#### Task to complete
Check each line of the material below for "dernier", then copy the ones that contain it.
-- begin Data lines --
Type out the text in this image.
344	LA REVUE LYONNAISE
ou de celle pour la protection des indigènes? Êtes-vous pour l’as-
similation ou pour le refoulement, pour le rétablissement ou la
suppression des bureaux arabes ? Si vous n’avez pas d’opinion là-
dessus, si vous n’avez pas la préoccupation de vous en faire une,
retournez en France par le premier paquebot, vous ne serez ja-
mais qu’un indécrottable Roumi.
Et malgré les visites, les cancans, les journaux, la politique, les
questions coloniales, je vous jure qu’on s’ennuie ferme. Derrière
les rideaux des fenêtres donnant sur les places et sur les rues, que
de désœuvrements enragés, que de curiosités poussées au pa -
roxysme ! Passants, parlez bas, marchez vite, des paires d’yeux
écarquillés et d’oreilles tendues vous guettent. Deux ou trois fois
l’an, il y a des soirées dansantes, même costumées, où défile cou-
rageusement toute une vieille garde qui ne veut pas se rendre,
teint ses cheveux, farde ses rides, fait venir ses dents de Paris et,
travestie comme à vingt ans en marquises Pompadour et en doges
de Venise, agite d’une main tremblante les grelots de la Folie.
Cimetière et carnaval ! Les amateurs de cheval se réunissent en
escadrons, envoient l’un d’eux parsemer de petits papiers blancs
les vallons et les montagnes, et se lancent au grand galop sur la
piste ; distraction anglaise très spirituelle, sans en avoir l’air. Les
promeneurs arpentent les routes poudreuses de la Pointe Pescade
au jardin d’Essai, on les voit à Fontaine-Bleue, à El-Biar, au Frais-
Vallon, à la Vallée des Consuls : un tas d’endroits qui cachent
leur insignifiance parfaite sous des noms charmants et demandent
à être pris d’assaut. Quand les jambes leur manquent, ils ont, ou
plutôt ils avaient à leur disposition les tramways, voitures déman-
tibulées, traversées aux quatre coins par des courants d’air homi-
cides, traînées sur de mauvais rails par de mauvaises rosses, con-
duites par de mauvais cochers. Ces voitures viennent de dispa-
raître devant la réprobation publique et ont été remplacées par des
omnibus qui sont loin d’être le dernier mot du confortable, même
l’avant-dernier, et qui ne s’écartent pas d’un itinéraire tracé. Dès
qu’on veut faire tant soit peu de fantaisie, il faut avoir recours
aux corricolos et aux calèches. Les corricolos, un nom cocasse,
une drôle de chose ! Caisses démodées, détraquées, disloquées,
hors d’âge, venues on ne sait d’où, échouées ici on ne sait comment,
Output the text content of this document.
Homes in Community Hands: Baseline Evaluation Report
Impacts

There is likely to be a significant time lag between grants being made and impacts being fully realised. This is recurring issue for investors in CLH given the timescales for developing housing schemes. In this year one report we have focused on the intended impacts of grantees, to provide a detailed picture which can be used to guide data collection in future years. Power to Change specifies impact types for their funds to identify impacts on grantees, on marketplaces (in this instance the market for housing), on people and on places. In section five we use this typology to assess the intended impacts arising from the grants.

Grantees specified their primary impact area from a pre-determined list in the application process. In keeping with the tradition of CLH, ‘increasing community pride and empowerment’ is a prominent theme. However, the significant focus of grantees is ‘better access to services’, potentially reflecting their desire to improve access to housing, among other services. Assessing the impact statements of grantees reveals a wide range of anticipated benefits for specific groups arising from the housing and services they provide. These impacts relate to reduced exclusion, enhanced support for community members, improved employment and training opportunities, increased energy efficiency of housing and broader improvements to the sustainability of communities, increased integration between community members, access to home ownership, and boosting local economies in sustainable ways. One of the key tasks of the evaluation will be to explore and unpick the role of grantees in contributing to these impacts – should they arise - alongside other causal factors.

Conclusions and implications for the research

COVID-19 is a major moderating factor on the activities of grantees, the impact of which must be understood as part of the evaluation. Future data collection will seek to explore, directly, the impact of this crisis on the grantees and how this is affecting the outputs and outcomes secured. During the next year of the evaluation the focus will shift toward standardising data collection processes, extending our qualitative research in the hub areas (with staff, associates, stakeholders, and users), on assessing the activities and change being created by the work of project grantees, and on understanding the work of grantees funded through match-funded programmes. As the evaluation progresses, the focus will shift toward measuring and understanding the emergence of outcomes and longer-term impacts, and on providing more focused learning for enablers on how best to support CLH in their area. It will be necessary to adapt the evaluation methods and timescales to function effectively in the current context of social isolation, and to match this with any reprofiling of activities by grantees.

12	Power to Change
-- end Data lines --
#### Reply to the exercise
omnibus qui sont loin d’être le dernier mot du confortable, même
l’avant-dernier, et qui ne s’écartent pas d’un itinéraire tracé. Dès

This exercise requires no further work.